(Collected data entries)
● ● ● ● ● ● ●

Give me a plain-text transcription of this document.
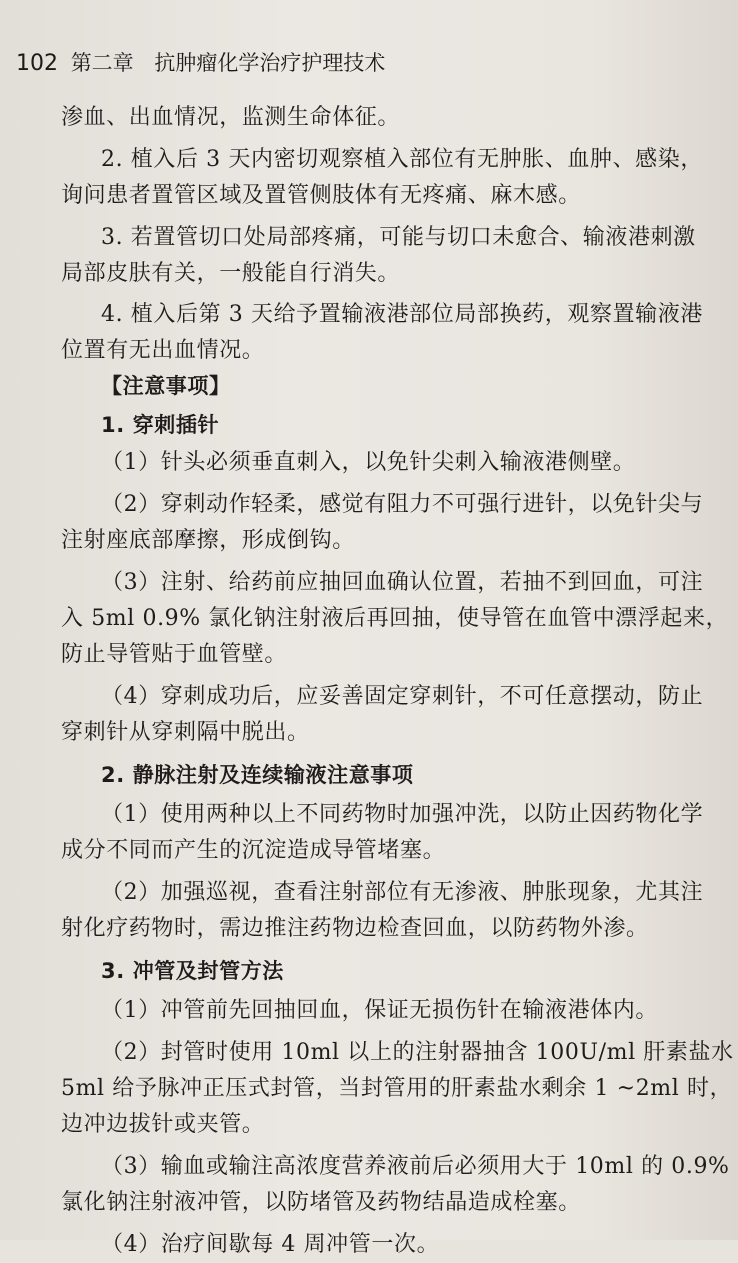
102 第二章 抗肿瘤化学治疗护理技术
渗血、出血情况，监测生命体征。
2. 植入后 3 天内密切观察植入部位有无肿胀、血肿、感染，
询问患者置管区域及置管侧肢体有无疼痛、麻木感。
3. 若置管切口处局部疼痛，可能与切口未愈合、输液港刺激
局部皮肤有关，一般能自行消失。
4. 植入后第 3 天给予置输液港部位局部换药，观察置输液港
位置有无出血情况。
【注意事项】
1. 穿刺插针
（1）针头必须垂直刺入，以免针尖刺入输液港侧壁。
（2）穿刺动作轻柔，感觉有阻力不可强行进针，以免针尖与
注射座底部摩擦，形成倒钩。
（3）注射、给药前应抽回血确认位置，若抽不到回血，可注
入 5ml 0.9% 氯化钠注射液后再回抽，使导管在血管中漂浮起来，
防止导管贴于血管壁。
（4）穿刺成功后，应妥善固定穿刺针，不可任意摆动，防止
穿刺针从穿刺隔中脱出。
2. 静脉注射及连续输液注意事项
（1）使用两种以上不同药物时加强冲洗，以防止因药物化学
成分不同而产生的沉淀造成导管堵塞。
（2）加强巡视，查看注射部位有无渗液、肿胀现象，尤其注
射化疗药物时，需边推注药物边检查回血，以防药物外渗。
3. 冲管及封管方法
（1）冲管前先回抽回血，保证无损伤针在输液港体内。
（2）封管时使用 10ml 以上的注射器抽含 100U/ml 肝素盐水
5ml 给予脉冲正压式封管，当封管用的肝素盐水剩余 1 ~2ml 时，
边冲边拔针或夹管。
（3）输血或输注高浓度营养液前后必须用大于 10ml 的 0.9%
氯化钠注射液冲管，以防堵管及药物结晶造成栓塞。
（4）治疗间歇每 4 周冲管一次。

● ● ● ● ● ● ●

▸ GIVEN REQUEST: Repeat each entry precisely as it appears. Leave the pictures out.

▸ RESULT OF THIS TASK:
Give me a plain-text transcription of this document.
102 第二章 抗肿瘤化学治疗护理技术
渗血、出血情况，监测生命体征。
2. 植入后 3 天内密切观察植入部位有无肿胀、血肿、感染，
询问患者置管区域及置管侧肢体有无疼痛、麻木感。
3. 若置管切口处局部疼痛，可能与切口未愈合、输液港刺激
局部皮肤有关，一般能自行消失。
4. 植入后第 3 天给予置输液港部位局部换药，观察置输液港
位置有无出血情况。
【注意事项】
1. 穿刺插针
（1）针头必须垂直刺入，以免针尖刺入输液港侧壁。
（2）穿刺动作轻柔，感觉有阻力不可强行进针，以免针尖与
注射座底部摩擦，形成倒钩。
（3）注射、给药前应抽回血确认位置，若抽不到回血，可注
入 5ml 0.9% 氯化钠注射液后再回抽，使导管在血管中漂浮起来，
防止导管贴于血管壁。
（4）穿刺成功后，应妥善固定穿刺针，不可任意摆动，防止
穿刺针从穿刺隔中脱出。
2. 静脉注射及连续输液注意事项
（1）使用两种以上不同药物时加强冲洗，以防止因药物化学
成分不同而产生的沉淀造成导管堵塞。
（2）加强巡视，查看注射部位有无渗液、肿胀现象，尤其注
射化疗药物时，需边推注药物边检查回血，以防药物外渗。
3. 冲管及封管方法
（1）冲管前先回抽回血，保证无损伤针在输液港体内。
（2）封管时使用 10ml 以上的注射器抽含 100U/ml 肝素盐水
5ml 给予脉冲正压式封管，当封管用的肝素盐水剩余 1 ~2ml 时，
边冲边拔针或夹管。
（3）输血或输注高浓度营养液前后必须用大于 10ml 的 0.9%
氯化钠注射液冲管，以防堵管及药物结晶造成栓塞。
（4）治疗间歇每 4 周冲管一次。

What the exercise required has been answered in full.